◆ Provided records
******
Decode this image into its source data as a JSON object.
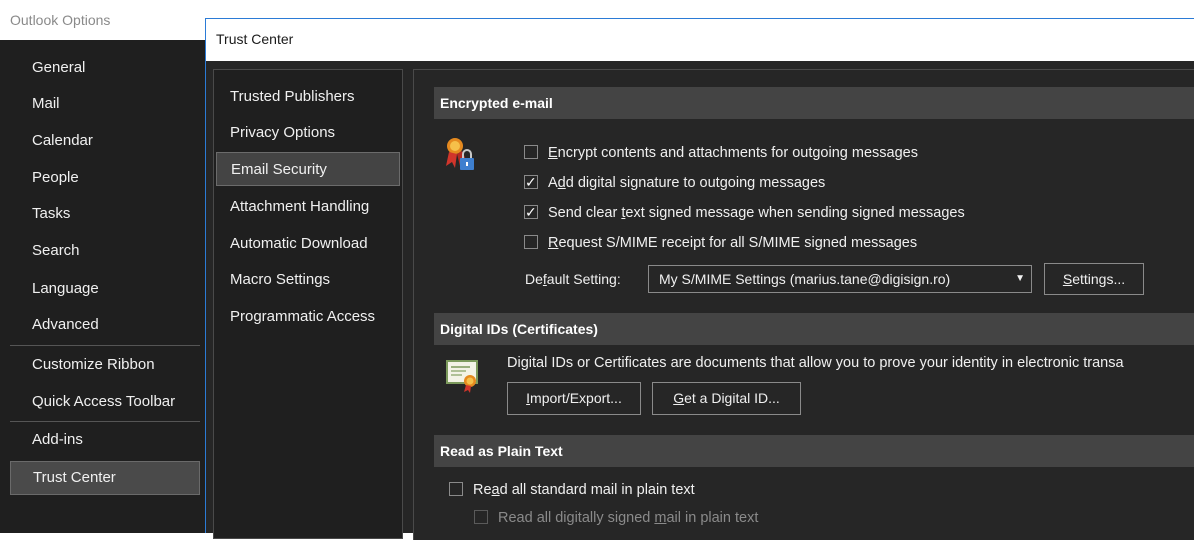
{
  "outer": {
    "title": "Outlook Options",
    "items": [
      {
        "label": "General"
      },
      {
        "label": "Mail"
      },
      {
        "label": "Calendar"
      },
      {
        "label": "People"
      },
      {
        "label": "Tasks"
      },
      {
        "label": "Search"
      },
      {
        "label": "Language"
      },
      {
        "label": "Advanced"
      },
      {
        "label": "Customize Ribbon"
      },
      {
        "label": "Quick Access Toolbar"
      },
      {
        "label": "Add-ins"
      },
      {
        "label": "Trust Center"
      }
    ],
    "selected": "Trust Center"
  },
  "trust_center": {
    "title": "Trust Center",
    "nav": [
      {
        "label": "Trusted Publishers"
      },
      {
        "label": "Privacy Options"
      },
      {
        "label": "Email Security"
      },
      {
        "label": "Attachment Handling"
      },
      {
        "label": "Automatic Download"
      },
      {
        "label": "Macro Settings"
      },
      {
        "label": "Programmatic Access"
      }
    ],
    "selected": "Email Security",
    "encrypted": {
      "header": "Encrypted e-mail",
      "icon": "certificate-lock-icon",
      "options": [
        {
          "pre": "",
          "key": "E",
          "post": "ncrypt contents and attachments for outgoing messages",
          "checked": false
        },
        {
          "pre": "A",
          "key": "d",
          "post": "d digital signature to outgoing messages",
          "checked": true
        },
        {
          "pre": "Send clear ",
          "key": "t",
          "post": "ext signed message when sending signed messages",
          "checked": true
        },
        {
          "pre": "",
          "key": "R",
          "post": "equest S/MIME receipt for all S/MIME signed messages",
          "checked": false
        }
      ],
      "default_setting_label_pre": "De",
      "default_setting_label_key": "f",
      "default_setting_label_post": "ault Setting:",
      "default_setting_value": "My S/MIME Settings (marius.tane@digisign.ro)",
      "settings_button_key": "S",
      "settings_button_post": "ettings..."
    },
    "digital_ids": {
      "header": "Digital IDs (Certificates)",
      "icon": "certificate-icon",
      "description": "Digital IDs or Certificates are documents that allow you to prove your identity in electronic transa",
      "import_key": "I",
      "import_post": "mport/Export...",
      "get_key": "G",
      "get_post": "et a Digital ID..."
    },
    "plain_text": {
      "header": "Read as Plain Text",
      "opt1_pre": "Re",
      "opt1_key": "a",
      "opt1_post": "d all standard mail in plain text",
      "opt1_checked": false,
      "opt2_pre": "Read all digitally signed ",
      "opt2_key": "m",
      "opt2_post": "ail in plain text",
      "opt2_checked": false
    }
  },
  "colors": {
    "dark_bg": "#262626",
    "nav_bg": "#1f1f1f",
    "header_bg": "#444444",
    "accent_border": "#2b7bd6"
  }
}
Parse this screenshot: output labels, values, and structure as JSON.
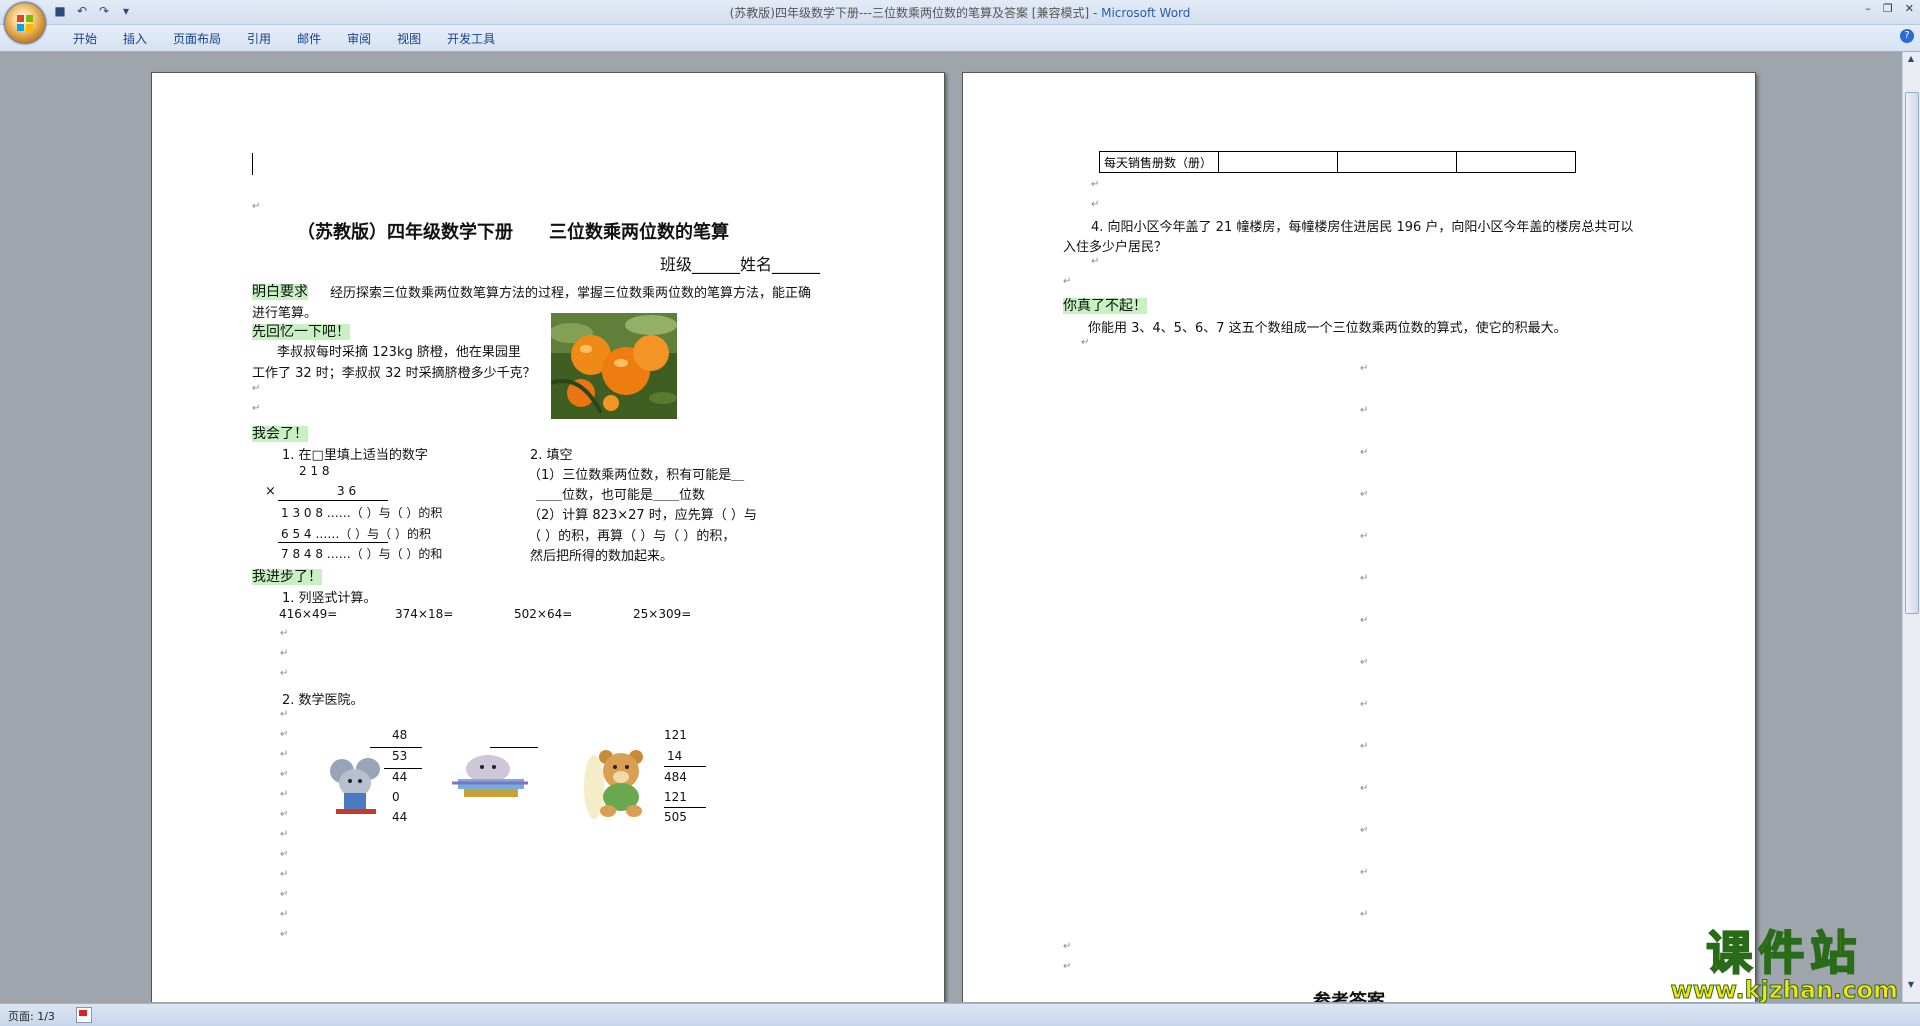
******
◆ What is being asked
Find the word "selected" in the data and copy out each line where it turns up.

◆ Full answer
    "selected": "Trust Center"
    "selected": "Email Security",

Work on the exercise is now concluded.